◆ **WORK TO BE COMPLETED**
Below are the records; locate each line with the word "subtitle" and copy it.

◇ ◇ ◇ ◇ ◇

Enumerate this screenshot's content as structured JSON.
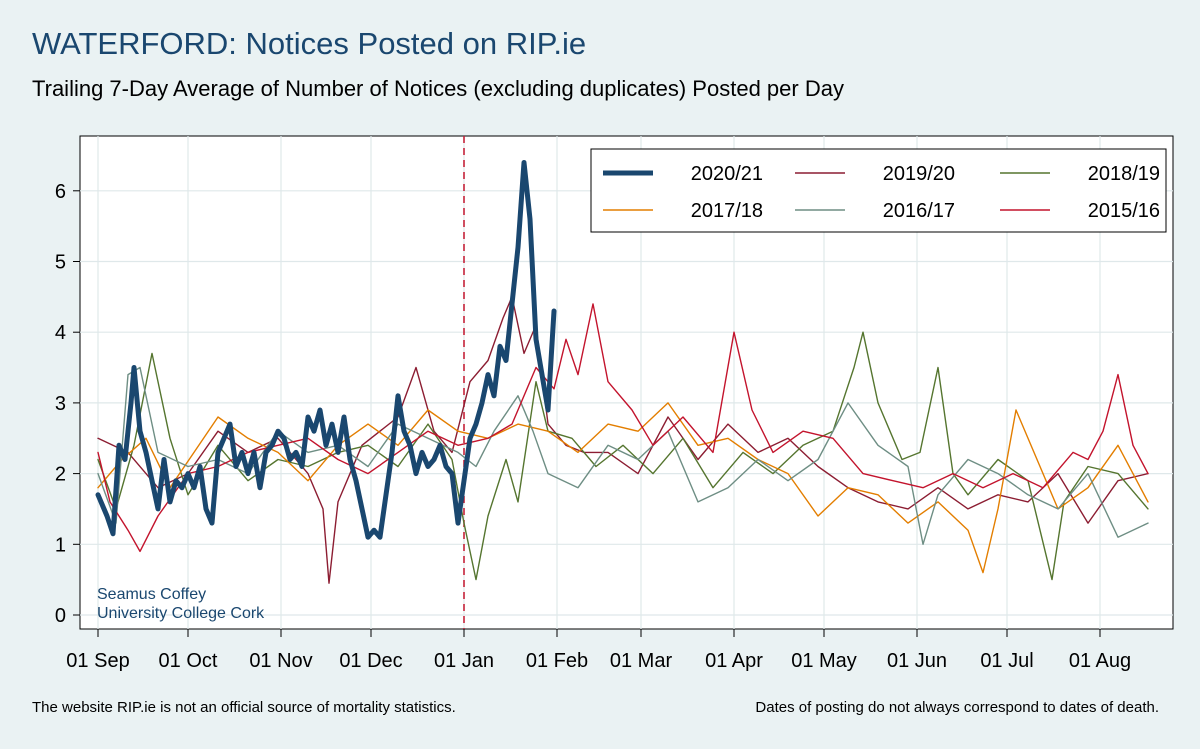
{
  "header": {
    "title": "WATERFORD: Notices Posted on RIP.ie",
    "subtitle": "Trailing 7-Day Average of Number of Notices (excluding duplicates) Posted per Day"
  },
  "footer": {
    "left": "The website RIP.ie is not an official source of mortality statistics.",
    "right": "Dates of posting do not always correspond to dates of death."
  },
  "colors": {
    "background": "#eaf2f3",
    "plot_background": "#ffffff",
    "grid": "#dfe8ea",
    "reference_line": "#c3142d"
  },
  "chart_data": {
    "type": "line",
    "title": "WATERFORD: Notices Posted on RIP.ie",
    "subtitle": "Trailing 7-Day Average of Number of Notices (excluding duplicates) Posted per Day",
    "xlabel": "",
    "ylabel": "",
    "ylim": [
      0,
      6.6
    ],
    "yticks": [
      0,
      1,
      2,
      3,
      4,
      5,
      6
    ],
    "x_tick_labels": [
      "01 Sep",
      "01 Oct",
      "01 Nov",
      "01 Dec",
      "01 Jan",
      "01 Feb",
      "01 Mar",
      "01 Apr",
      "01 May",
      "01 Jun",
      "01 Jul",
      "01 Aug"
    ],
    "x_tick_days": [
      0,
      30,
      61,
      91,
      122,
      153,
      181,
      212,
      242,
      273,
      303,
      334
    ],
    "x_range_days": [
      0,
      354
    ],
    "grid": true,
    "reference_line": {
      "day": 122,
      "style": "dashed"
    },
    "legend": {
      "placement": "top-right",
      "columns": 3
    },
    "annotation": [
      "Seamus Coffey",
      "University College Cork"
    ],
    "series": [
      {
        "name": "2020/21",
        "color": "#1a476f",
        "emphasis": true,
        "points": [
          [
            0,
            1.7
          ],
          [
            3,
            1.4
          ],
          [
            5,
            1.15
          ],
          [
            7,
            2.4
          ],
          [
            9,
            2.2
          ],
          [
            11,
            3.0
          ],
          [
            12,
            3.5
          ],
          [
            14,
            2.6
          ],
          [
            16,
            2.3
          ],
          [
            18,
            1.9
          ],
          [
            20,
            1.5
          ],
          [
            22,
            2.2
          ],
          [
            24,
            1.6
          ],
          [
            26,
            1.9
          ],
          [
            28,
            1.8
          ],
          [
            30,
            2.0
          ],
          [
            32,
            1.8
          ],
          [
            34,
            2.1
          ],
          [
            36,
            1.5
          ],
          [
            38,
            1.3
          ],
          [
            40,
            2.3
          ],
          [
            42,
            2.5
          ],
          [
            44,
            2.7
          ],
          [
            46,
            2.1
          ],
          [
            48,
            2.3
          ],
          [
            50,
            2.0
          ],
          [
            52,
            2.3
          ],
          [
            54,
            1.8
          ],
          [
            56,
            2.3
          ],
          [
            58,
            2.4
          ],
          [
            60,
            2.6
          ],
          [
            62,
            2.5
          ],
          [
            64,
            2.2
          ],
          [
            66,
            2.3
          ],
          [
            68,
            2.1
          ],
          [
            70,
            2.8
          ],
          [
            72,
            2.6
          ],
          [
            74,
            2.9
          ],
          [
            76,
            2.4
          ],
          [
            78,
            2.7
          ],
          [
            80,
            2.3
          ],
          [
            82,
            2.8
          ],
          [
            84,
            2.2
          ],
          [
            86,
            1.9
          ],
          [
            88,
            1.5
          ],
          [
            90,
            1.1
          ],
          [
            92,
            1.2
          ],
          [
            94,
            1.1
          ],
          [
            96,
            1.7
          ],
          [
            98,
            2.3
          ],
          [
            100,
            3.1
          ],
          [
            102,
            2.6
          ],
          [
            104,
            2.4
          ],
          [
            106,
            2.0
          ],
          [
            108,
            2.3
          ],
          [
            110,
            2.1
          ],
          [
            112,
            2.2
          ],
          [
            114,
            2.4
          ],
          [
            116,
            2.1
          ],
          [
            118,
            2.0
          ],
          [
            120,
            1.3
          ],
          [
            122,
            1.9
          ],
          [
            124,
            2.5
          ],
          [
            126,
            2.7
          ],
          [
            128,
            3.0
          ],
          [
            130,
            3.4
          ],
          [
            132,
            3.1
          ],
          [
            134,
            3.8
          ],
          [
            136,
            3.6
          ],
          [
            138,
            4.4
          ],
          [
            140,
            5.2
          ],
          [
            142,
            6.4
          ],
          [
            144,
            5.6
          ],
          [
            146,
            3.9
          ],
          [
            148,
            3.4
          ],
          [
            150,
            2.9
          ],
          [
            152,
            4.3
          ]
        ]
      },
      {
        "name": "2019/20",
        "color": "#8c1d32",
        "points": [
          [
            0,
            2.5
          ],
          [
            10,
            2.3
          ],
          [
            20,
            1.8
          ],
          [
            30,
            2.0
          ],
          [
            40,
            2.6
          ],
          [
            50,
            2.3
          ],
          [
            60,
            2.5
          ],
          [
            70,
            2.0
          ],
          [
            75,
            1.5
          ],
          [
            77,
            0.45
          ],
          [
            80,
            1.6
          ],
          [
            88,
            2.4
          ],
          [
            100,
            2.8
          ],
          [
            106,
            3.5
          ],
          [
            112,
            2.6
          ],
          [
            118,
            2.3
          ],
          [
            124,
            3.3
          ],
          [
            130,
            3.6
          ],
          [
            135,
            4.2
          ],
          [
            138,
            4.5
          ],
          [
            142,
            3.7
          ],
          [
            146,
            4.1
          ],
          [
            150,
            2.7
          ],
          [
            156,
            2.4
          ],
          [
            162,
            2.3
          ],
          [
            170,
            2.3
          ],
          [
            180,
            2.0
          ],
          [
            190,
            2.8
          ],
          [
            200,
            2.2
          ],
          [
            210,
            2.7
          ],
          [
            220,
            2.3
          ],
          [
            230,
            2.5
          ],
          [
            240,
            2.1
          ],
          [
            250,
            1.8
          ],
          [
            260,
            1.6
          ],
          [
            270,
            1.5
          ],
          [
            280,
            1.8
          ],
          [
            290,
            1.5
          ],
          [
            300,
            1.7
          ],
          [
            310,
            1.6
          ],
          [
            320,
            2.0
          ],
          [
            330,
            1.3
          ],
          [
            340,
            1.9
          ],
          [
            350,
            2.0
          ]
        ]
      },
      {
        "name": "2018/19",
        "color": "#55752f",
        "points": [
          [
            0,
            2.2
          ],
          [
            6,
            1.5
          ],
          [
            12,
            2.4
          ],
          [
            18,
            3.7
          ],
          [
            24,
            2.5
          ],
          [
            30,
            1.7
          ],
          [
            40,
            2.4
          ],
          [
            50,
            1.9
          ],
          [
            60,
            2.2
          ],
          [
            70,
            2.1
          ],
          [
            80,
            2.3
          ],
          [
            90,
            2.4
          ],
          [
            100,
            2.1
          ],
          [
            110,
            2.7
          ],
          [
            118,
            2.2
          ],
          [
            122,
            1.3
          ],
          [
            126,
            0.5
          ],
          [
            130,
            1.4
          ],
          [
            136,
            2.2
          ],
          [
            140,
            1.6
          ],
          [
            146,
            3.3
          ],
          [
            150,
            2.6
          ],
          [
            158,
            2.5
          ],
          [
            166,
            2.1
          ],
          [
            175,
            2.4
          ],
          [
            185,
            2.0
          ],
          [
            195,
            2.5
          ],
          [
            205,
            1.8
          ],
          [
            215,
            2.3
          ],
          [
            225,
            2.0
          ],
          [
            235,
            2.4
          ],
          [
            245,
            2.6
          ],
          [
            252,
            3.5
          ],
          [
            255,
            4.0
          ],
          [
            260,
            3.0
          ],
          [
            268,
            2.2
          ],
          [
            274,
            2.3
          ],
          [
            280,
            3.5
          ],
          [
            285,
            2.0
          ],
          [
            290,
            1.7
          ],
          [
            300,
            2.2
          ],
          [
            310,
            1.9
          ],
          [
            318,
            0.5
          ],
          [
            322,
            1.6
          ],
          [
            330,
            2.1
          ],
          [
            340,
            2.0
          ],
          [
            350,
            1.5
          ]
        ]
      },
      {
        "name": "2017/18",
        "color": "#e37e00",
        "points": [
          [
            0,
            1.8
          ],
          [
            8,
            2.2
          ],
          [
            16,
            2.5
          ],
          [
            24,
            1.8
          ],
          [
            32,
            2.3
          ],
          [
            40,
            2.8
          ],
          [
            50,
            2.5
          ],
          [
            60,
            2.3
          ],
          [
            70,
            1.9
          ],
          [
            80,
            2.4
          ],
          [
            90,
            2.7
          ],
          [
            100,
            2.4
          ],
          [
            110,
            2.9
          ],
          [
            120,
            2.6
          ],
          [
            130,
            2.5
          ],
          [
            140,
            2.7
          ],
          [
            150,
            2.6
          ],
          [
            160,
            2.3
          ],
          [
            170,
            2.7
          ],
          [
            180,
            2.6
          ],
          [
            190,
            3.0
          ],
          [
            200,
            2.4
          ],
          [
            210,
            2.5
          ],
          [
            220,
            2.2
          ],
          [
            230,
            2.0
          ],
          [
            240,
            1.4
          ],
          [
            250,
            1.8
          ],
          [
            260,
            1.7
          ],
          [
            270,
            1.3
          ],
          [
            280,
            1.6
          ],
          [
            290,
            1.2
          ],
          [
            295,
            0.6
          ],
          [
            300,
            1.5
          ],
          [
            306,
            2.9
          ],
          [
            312,
            2.3
          ],
          [
            320,
            1.5
          ],
          [
            330,
            1.8
          ],
          [
            340,
            2.4
          ],
          [
            350,
            1.6
          ]
        ]
      },
      {
        "name": "2016/17",
        "color": "#6e8e84",
        "points": [
          [
            0,
            2.0
          ],
          [
            6,
            1.3
          ],
          [
            10,
            3.4
          ],
          [
            14,
            3.5
          ],
          [
            20,
            2.3
          ],
          [
            30,
            2.1
          ],
          [
            40,
            2.2
          ],
          [
            50,
            2.0
          ],
          [
            60,
            2.6
          ],
          [
            70,
            2.3
          ],
          [
            80,
            2.4
          ],
          [
            90,
            2.1
          ],
          [
            100,
            2.7
          ],
          [
            110,
            2.5
          ],
          [
            120,
            2.3
          ],
          [
            126,
            2.1
          ],
          [
            132,
            2.6
          ],
          [
            140,
            3.1
          ],
          [
            145,
            2.6
          ],
          [
            150,
            2.0
          ],
          [
            160,
            1.8
          ],
          [
            170,
            2.4
          ],
          [
            180,
            2.2
          ],
          [
            190,
            2.6
          ],
          [
            200,
            1.6
          ],
          [
            210,
            1.8
          ],
          [
            220,
            2.2
          ],
          [
            230,
            1.9
          ],
          [
            240,
            2.2
          ],
          [
            250,
            3.0
          ],
          [
            260,
            2.4
          ],
          [
            270,
            2.1
          ],
          [
            275,
            1.0
          ],
          [
            280,
            1.7
          ],
          [
            290,
            2.2
          ],
          [
            300,
            2.0
          ],
          [
            310,
            1.7
          ],
          [
            320,
            1.5
          ],
          [
            330,
            2.0
          ],
          [
            340,
            1.1
          ],
          [
            350,
            1.3
          ]
        ]
      },
      {
        "name": "2015/16",
        "color": "#c3142d",
        "points": [
          [
            0,
            2.3
          ],
          [
            4,
            1.6
          ],
          [
            10,
            1.2
          ],
          [
            14,
            0.9
          ],
          [
            20,
            1.4
          ],
          [
            30,
            2.0
          ],
          [
            40,
            2.1
          ],
          [
            50,
            2.3
          ],
          [
            60,
            2.4
          ],
          [
            70,
            2.5
          ],
          [
            80,
            2.2
          ],
          [
            90,
            2.0
          ],
          [
            100,
            2.3
          ],
          [
            110,
            2.6
          ],
          [
            120,
            2.4
          ],
          [
            130,
            2.5
          ],
          [
            138,
            2.7
          ],
          [
            146,
            3.5
          ],
          [
            152,
            3.2
          ],
          [
            156,
            3.9
          ],
          [
            160,
            3.4
          ],
          [
            165,
            4.4
          ],
          [
            170,
            3.3
          ],
          [
            178,
            2.9
          ],
          [
            185,
            2.4
          ],
          [
            195,
            2.8
          ],
          [
            205,
            2.3
          ],
          [
            212,
            4.0
          ],
          [
            218,
            2.9
          ],
          [
            225,
            2.3
          ],
          [
            235,
            2.6
          ],
          [
            245,
            2.5
          ],
          [
            255,
            2.0
          ],
          [
            265,
            1.9
          ],
          [
            275,
            1.8
          ],
          [
            285,
            2.0
          ],
          [
            295,
            1.8
          ],
          [
            305,
            2.0
          ],
          [
            315,
            1.8
          ],
          [
            325,
            2.3
          ],
          [
            330,
            2.2
          ],
          [
            335,
            2.6
          ],
          [
            340,
            3.4
          ],
          [
            345,
            2.4
          ],
          [
            350,
            2.0
          ]
        ]
      }
    ]
  }
}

◇ ◇ ◇ ◇ ◇

◆ **SOLUTION FOR THIS TASK**
    "subtitle": "Trailing 7-Day Average of Number of Notices (excluding duplicates) Posted per Day"
    "subtitle": "Trailing 7-Day Average of Number of Notices (excluding duplicates) Posted per Day",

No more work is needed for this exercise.